• **Raw data**:

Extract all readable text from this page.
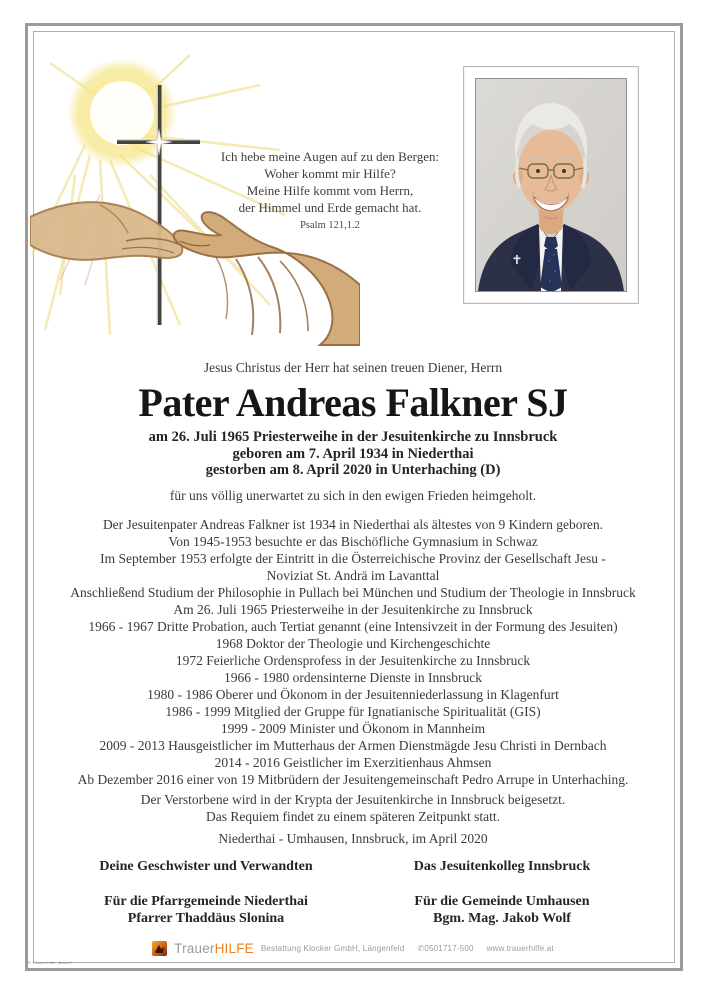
Ich hebe meine Augen auf zu den Bergen:
Woher kommt mir Hilfe?
Meine Hilfe kommt vom Herrn,
der Himmel und Erde gemacht hat.
Psalm 121,1.2
Jesus Christus der Herr hat seinen treuen Diener, Herrn
Pater Andreas Falkner SJ
am 26. Juli 1965 Priesterweihe in der Jesuitenkirche zu Innsbruck
geboren am 7. April 1934 in Niederthai
gestorben am 8. April 2020 in Unterhaching (D)
für uns völlig unerwartet zu sich in den ewigen Frieden heimgeholt.
Der Jesuitenpater Andreas Falkner ist 1934 in Niederthai als ältestes von 9 Kindern geboren.
Von 1945-1953 besuchte er das Bischöfliche Gymnasium in Schwaz
Im September 1953 erfolgte der Eintritt in die Österreichische Provinz der Gesellschaft Jesu -
Noviziat St. Andrä im Lavanttal
Anschließend Studium der Philosophie in Pullach bei München und Studium der Theologie in Innsbruck
Am 26. Juli 1965 Priesterweihe in der Jesuitenkirche zu Innsbruck
1966 - 1967 Dritte Probation, auch Tertiat genannt (eine Intensivzeit in der Formung des Jesuiten)
1968 Doktor der Theologie und Kirchengeschichte
1972 Feierliche Ordensprofess in der Jesuitenkirche zu Innsbruck
1966 - 1980 ordensinterne Dienste in Innsbruck
1980 - 1986 Oberer und Ökonom in der Jesuitenniederlassung in Klagenfurt
1986 - 1999 Mitglied der Gruppe für Ignatianische Spiritualität (GIS)
1999 - 2009 Minister und Ökonom in Mannheim
2009 - 2013 Hausgeistlicher im Mutterhaus der Armen Dienstmägde Jesu Christi in Dernbach
2014 - 2016 Geistlicher im Exerzitienhaus Ahmsen
Ab Dezember 2016 einer von 19 Mitbrüdern der Jesuitengemeinschaft Pedro Arrupe in Unterhaching.
Der Verstorbene wird in der Krypta der Jesuitenkirche in Innsbruck beigesetzt.
Das Requiem findet zu einem späteren Zeitpunkt statt.
Niederthai - Umhausen, Innsbruck, im April 2020
Deine Geschwister und Verwandten
Für die Pfarrgemeinde Niederthai
Pfarrer Thaddäus Slonina
Das Jesuitenkolleg Innsbruck
Für die Gemeinde Umhausen
Bgm. Mag. Jakob Wolf
TrauerHILFE Bestattung Klocker GmbH, Längenfeld ✆0501717-500 www.trauerhilfe.at
© Trauer-Hilfe „Bambi“
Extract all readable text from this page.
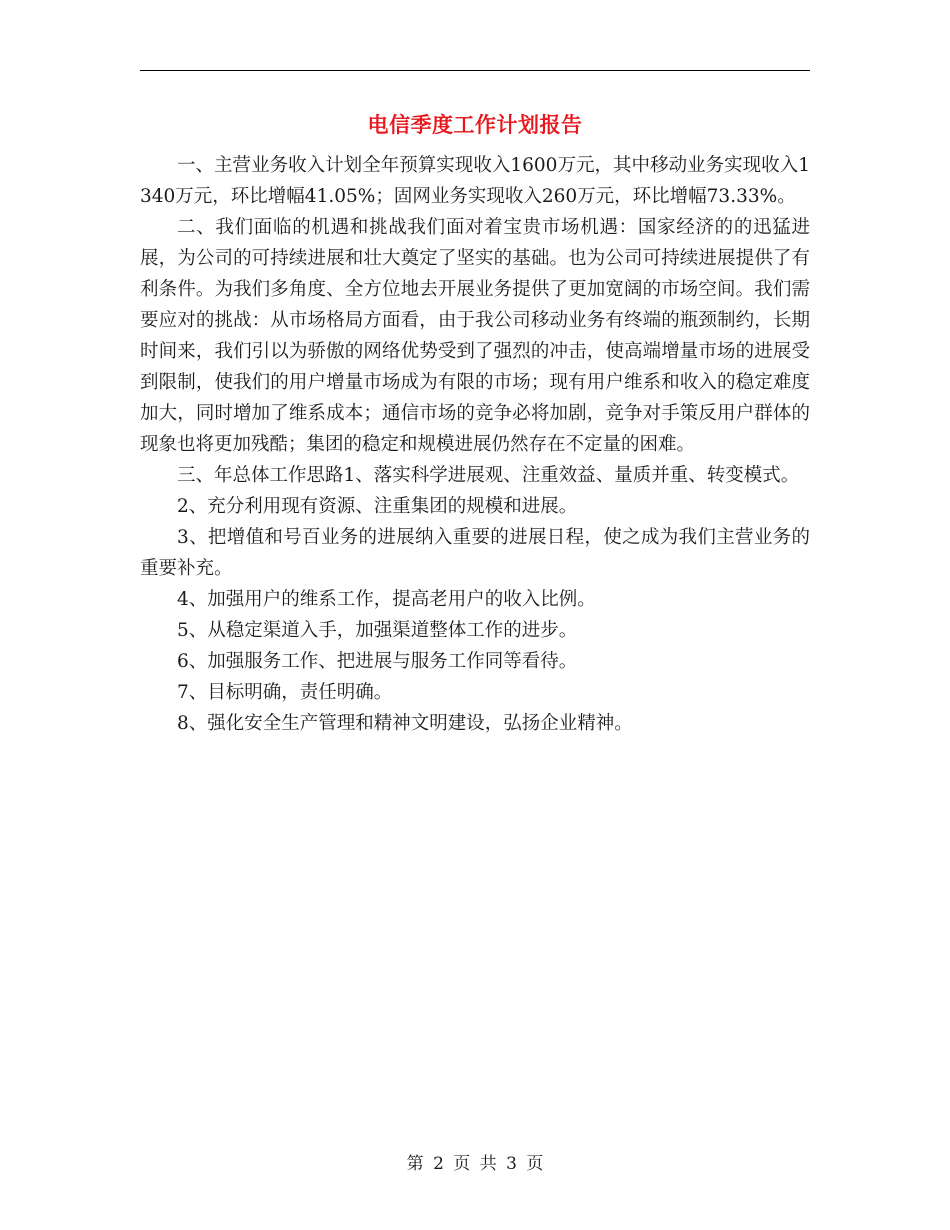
电信季度工作计划报告

一、主营业务收入计划全年预算实现收入1600万元，其中移动业务实现收入1340万元，环比增幅41.05%；固网业务实现收入260万元，环比增幅73.33%。

二、我们面临的机遇和挑战我们面对着宝贵市场机遇：国家经济的的迅猛进展，为公司的可持续进展和壮大奠定了坚实的基础。也为公司可持续进展提供了有利条件。为我们多角度、全方位地去开展业务提供了更加宽阔的市场空间。我们需要应对的挑战：从市场格局方面看，由于我公司移动业务有终端的瓶颈制约，长期时间来，我们引以为骄傲的网络优势受到了强烈的冲击，使高端增量市场的进展受到限制，使我们的用户增量市场成为有限的市场；现有用户维系和收入的稳定难度加大，同时增加了维系成本；通信市场的竞争必将加剧，竞争对手策反用户群体的现象也将更加残酷；集团的稳定和规模进展仍然存在不定量的困难。

三、年总体工作思路1、落实科学进展观、注重效益、量质并重、转变模式。

2、充分利用现有资源、注重集团的规模和进展。

3、把增值和号百业务的进展纳入重要的进展日程，使之成为我们主营业务的重要补充。

4、加强用户的维系工作，提高老用户的收入比例。

5、从稳定渠道入手，加强渠道整体工作的进步。

6、加强服务工作、把进展与服务工作同等看待。

7、目标明确，责任明确。

8、强化安全生产管理和精神文明建设，弘扬企业精神。

第 2 页 共 3 页
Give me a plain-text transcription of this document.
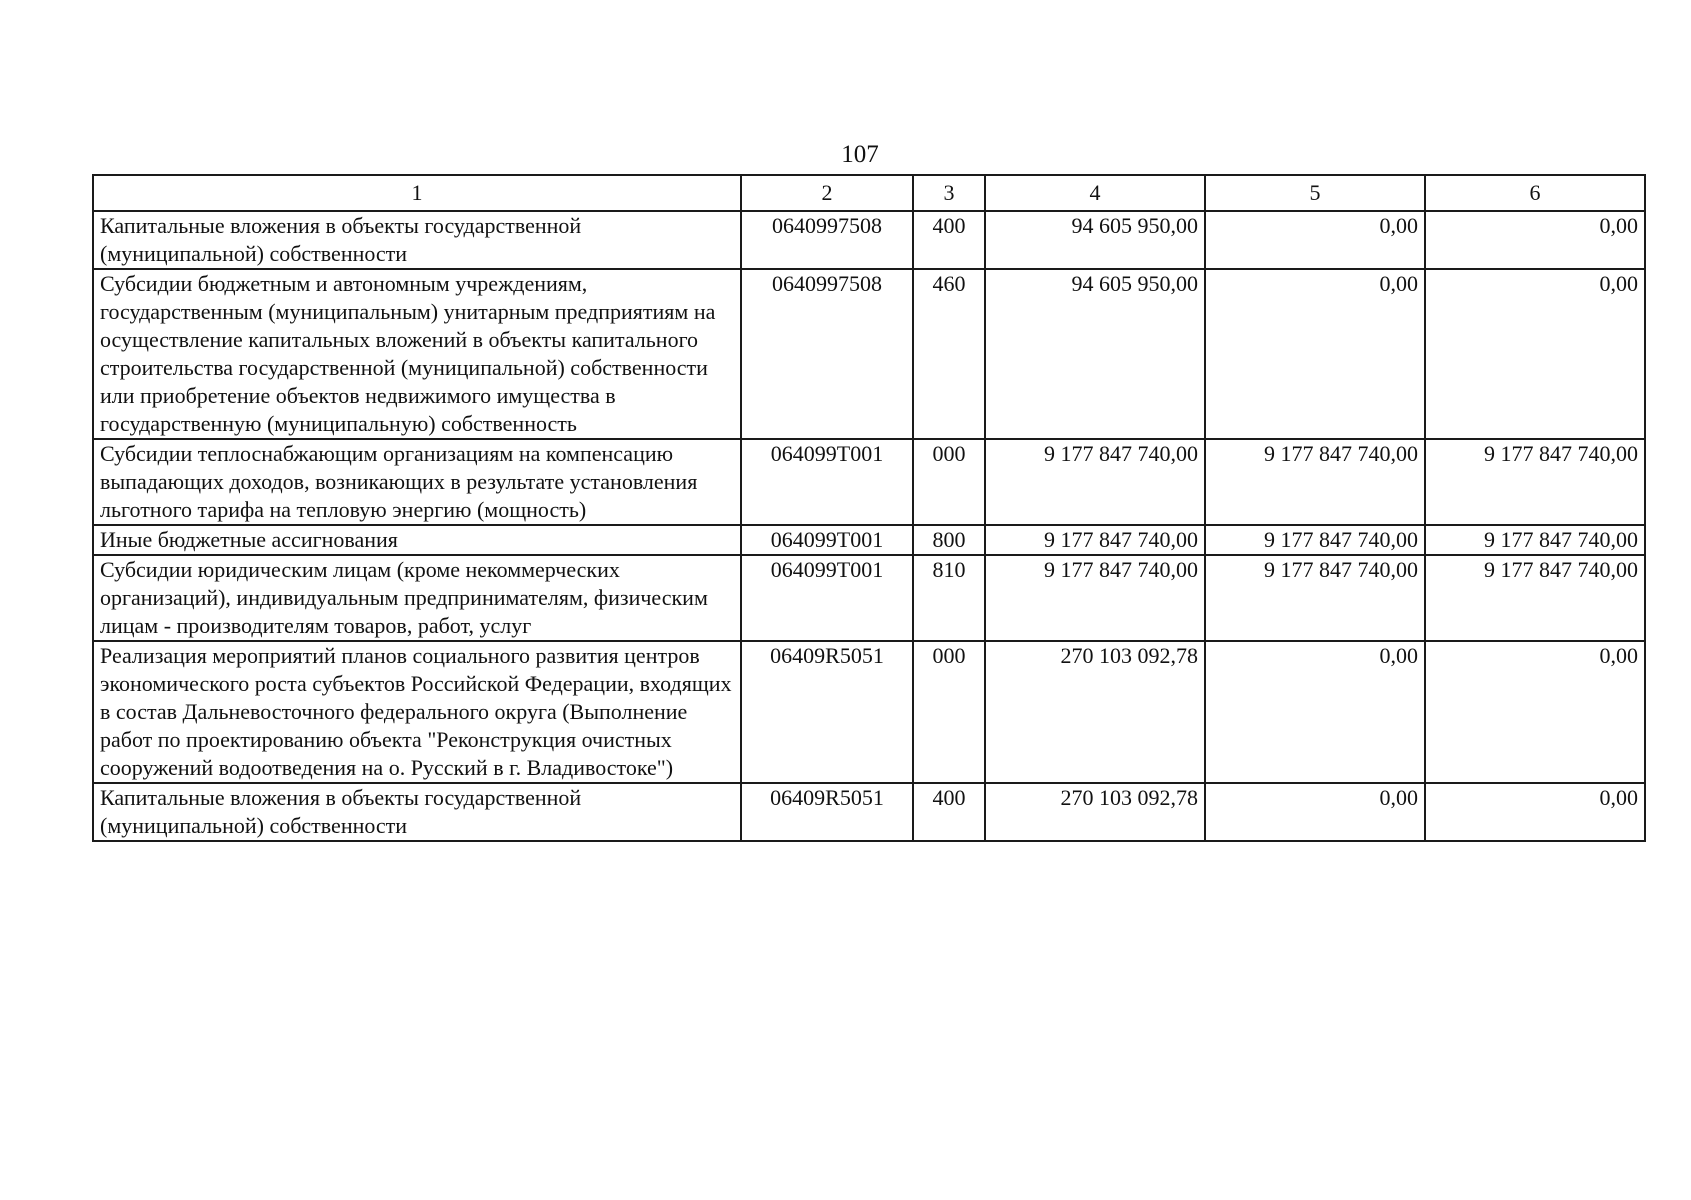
107
1	2	3	4	5	6
Капитальные вложения в объекты государственной (муниципальной) собственности	0640997508	400	94 605 950,00	0,00	0,00
Субсидии бюджетным и автономным учреждениям, государственным (муниципальным) унитарным предприятиям на осуществление капитальных вложений в объекты капитального строительства государственной (муниципальной) собственности или приобретение объектов недвижимого имущества в государственную (муниципальную) собственность	0640997508	460	94 605 950,00	0,00	0,00
Субсидии теплоснабжающим организациям на компенсацию выпадающих доходов, возникающих в результате установления льготного тарифа на тепловую энергию (мощность)	064099Т001	000	9 177 847 740,00	9 177 847 740,00	9 177 847 740,00
Иные бюджетные ассигнования	064099Т001	800	9 177 847 740,00	9 177 847 740,00	9 177 847 740,00
Субсидии юридическим лицам (кроме некоммерческих организаций), индивидуальным предпринимателям, физическим лицам - производителям товаров, работ, услуг	064099Т001	810	9 177 847 740,00	9 177 847 740,00	9 177 847 740,00
Реализация мероприятий планов социального развития центров экономического роста субъектов Российской Федерации, входящих в состав Дальневосточного федерального округа (Выполнение работ по проектированию объекта "Реконструкция очистных сооружений водоотведения на о. Русский в г. Владивостоке")	06409R5051	000	270 103 092,78	0,00	0,00
Капитальные вложения в объекты государственной (муниципальной) собственности	06409R5051	400	270 103 092,78	0,00	0,00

• **Problem to work on**:
Leave out the pictures and restate everything else word for word.

• **The response**:
Extract all readable text from this page.
Ich hebe meine Augen auf zu den Bergen:
Woher kommt mir Hilfe?
Meine Hilfe kommt vom Herrn,
der Himmel und Erde gemacht hat.
Psalm 121,1.2
Jesus Christus der Herr hat seinen treuen Diener, Herrn
Pater Andreas Falkner SJ
am 26. Juli 1965 Priesterweihe in der Jesuitenkirche zu Innsbruck
geboren am 7. April 1934 in Niederthai
gestorben am 8. April 2020 in Unterhaching (D)
für uns völlig unerwartet zu sich in den ewigen Frieden heimgeholt.
Der Jesuitenpater Andreas Falkner ist 1934 in Niederthai als ältestes von 9 Kindern geboren.
Von 1945-1953 besuchte er das Bischöfliche Gymnasium in Schwaz
Im September 1953 erfolgte der Eintritt in die Österreichische Provinz der Gesellschaft Jesu -
Noviziat St. Andrä im Lavanttal
Anschließend Studium der Philosophie in Pullach bei München und Studium der Theologie in Innsbruck
Am 26. Juli 1965 Priesterweihe in der Jesuitenkirche zu Innsbruck
1966 - 1967 Dritte Probation, auch Tertiat genannt (eine Intensivzeit in der Formung des Jesuiten)
1968 Doktor der Theologie und Kirchengeschichte
1972 Feierliche Ordensprofess in der Jesuitenkirche zu Innsbruck
1966 - 1980 ordensinterne Dienste in Innsbruck
1980 - 1986 Oberer und Ökonom in der Jesuitenniederlassung in Klagenfurt
1986 - 1999 Mitglied der Gruppe für Ignatianische Spiritualität (GIS)
1999 - 2009 Minister und Ökonom in Mannheim
2009 - 2013 Hausgeistlicher im Mutterhaus der Armen Dienstmägde Jesu Christi in Dernbach
2014 - 2016 Geistlicher im Exerzitienhaus Ahmsen
Ab Dezember 2016 einer von 19 Mitbrüdern der Jesuitengemeinschaft Pedro Arrupe in Unterhaching.
Der Verstorbene wird in der Krypta der Jesuitenkirche in Innsbruck beigesetzt.
Das Requiem findet zu einem späteren Zeitpunkt statt.
Niederthai - Umhausen, Innsbruck, im April 2020
Deine Geschwister und Verwandten
Für die Pfarrgemeinde Niederthai
Pfarrer Thaddäus Slonina
Das Jesuitenkolleg Innsbruck
Für die Gemeinde Umhausen
Bgm. Mag. Jakob Wolf
TrauerHILFE Bestattung Klocker GmbH, Längenfeld ✆0501717-500 www.trauerhilfe.at
© Trauer-Hilfe „Bambi“
Extract all readable text from this page.
电信季度工作计划报告

一、主营业务收入计划全年预算实现收入1600万元，其中移动业务实现收入1340万元，环比增幅41.05%；固网业务实现收入260万元，环比增幅73.33%。

二、我们面临的机遇和挑战我们面对着宝贵市场机遇：国家经济的的迅猛进展，为公司的可持续进展和壮大奠定了坚实的基础。也为公司可持续进展提供了有利条件。为我们多角度、全方位地去开展业务提供了更加宽阔的市场空间。我们需要应对的挑战：从市场格局方面看，由于我公司移动业务有终端的瓶颈制约，长期时间来，我们引以为骄傲的网络优势受到了强烈的冲击，使高端增量市场的进展受到限制，使我们的用户增量市场成为有限的市场；现有用户维系和收入的稳定难度加大，同时增加了维系成本；通信市场的竞争必将加剧，竞争对手策反用户群体的现象也将更加残酷；集团的稳定和规模进展仍然存在不定量的困难。

三、年总体工作思路1、落实科学进展观、注重效益、量质并重、转变模式。

2、充分利用现有资源、注重集团的规模和进展。

3、把增值和号百业务的进展纳入重要的进展日程，使之成为我们主营业务的重要补充。

4、加强用户的维系工作，提高老用户的收入比例。

5、从稳定渠道入手，加强渠道整体工作的进步。

6、加强服务工作、把进展与服务工作同等看待。

7、目标明确，责任明确。

8、强化安全生产管理和精神文明建设，弘扬企业精神。

第 2 页 共 3 页
Give me a plain-text transcription of this document.
107
1	2	3	4	5	6
Капитальные вложения в объекты государственной (муниципальной) собственности	0640997508	400	94 605 950,00	0,00	0,00
Субсидии бюджетным и автономным учреждениям, государственным (муниципальным) унитарным предприятиям на осуществление капитальных вложений в объекты капитального строительства государственной (муниципальной) собственности или приобретение объектов недвижимого имущества в государственную (муниципальную) собственность	0640997508	460	94 605 950,00	0,00	0,00
Субсидии теплоснабжающим организациям на компенсацию выпадающих доходов, возникающих в результате установления льготного тарифа на тепловую энергию (мощность)	064099Т001	000	9 177 847 740,00	9 177 847 740,00	9 177 847 740,00
Иные бюджетные ассигнования	064099Т001	800	9 177 847 740,00	9 177 847 740,00	9 177 847 740,00
Субсидии юридическим лицам (кроме некоммерческих организаций), индивидуальным предпринимателям, физическим лицам - производителям товаров, работ, услуг	064099Т001	810	9 177 847 740,00	9 177 847 740,00	9 177 847 740,00
Реализация мероприятий планов социального развития центров экономического роста субъектов Российской Федерации, входящих в состав Дальневосточного федерального округа (Выполнение работ по проектированию объекта "Реконструкция очистных сооружений водоотведения на о. Русский в г. Владивостоке")	06409R5051	000	270 103 092,78	0,00	0,00
Капитальные вложения в объекты государственной (муниципальной) собственности	06409R5051	400	270 103 092,78	0,00	0,00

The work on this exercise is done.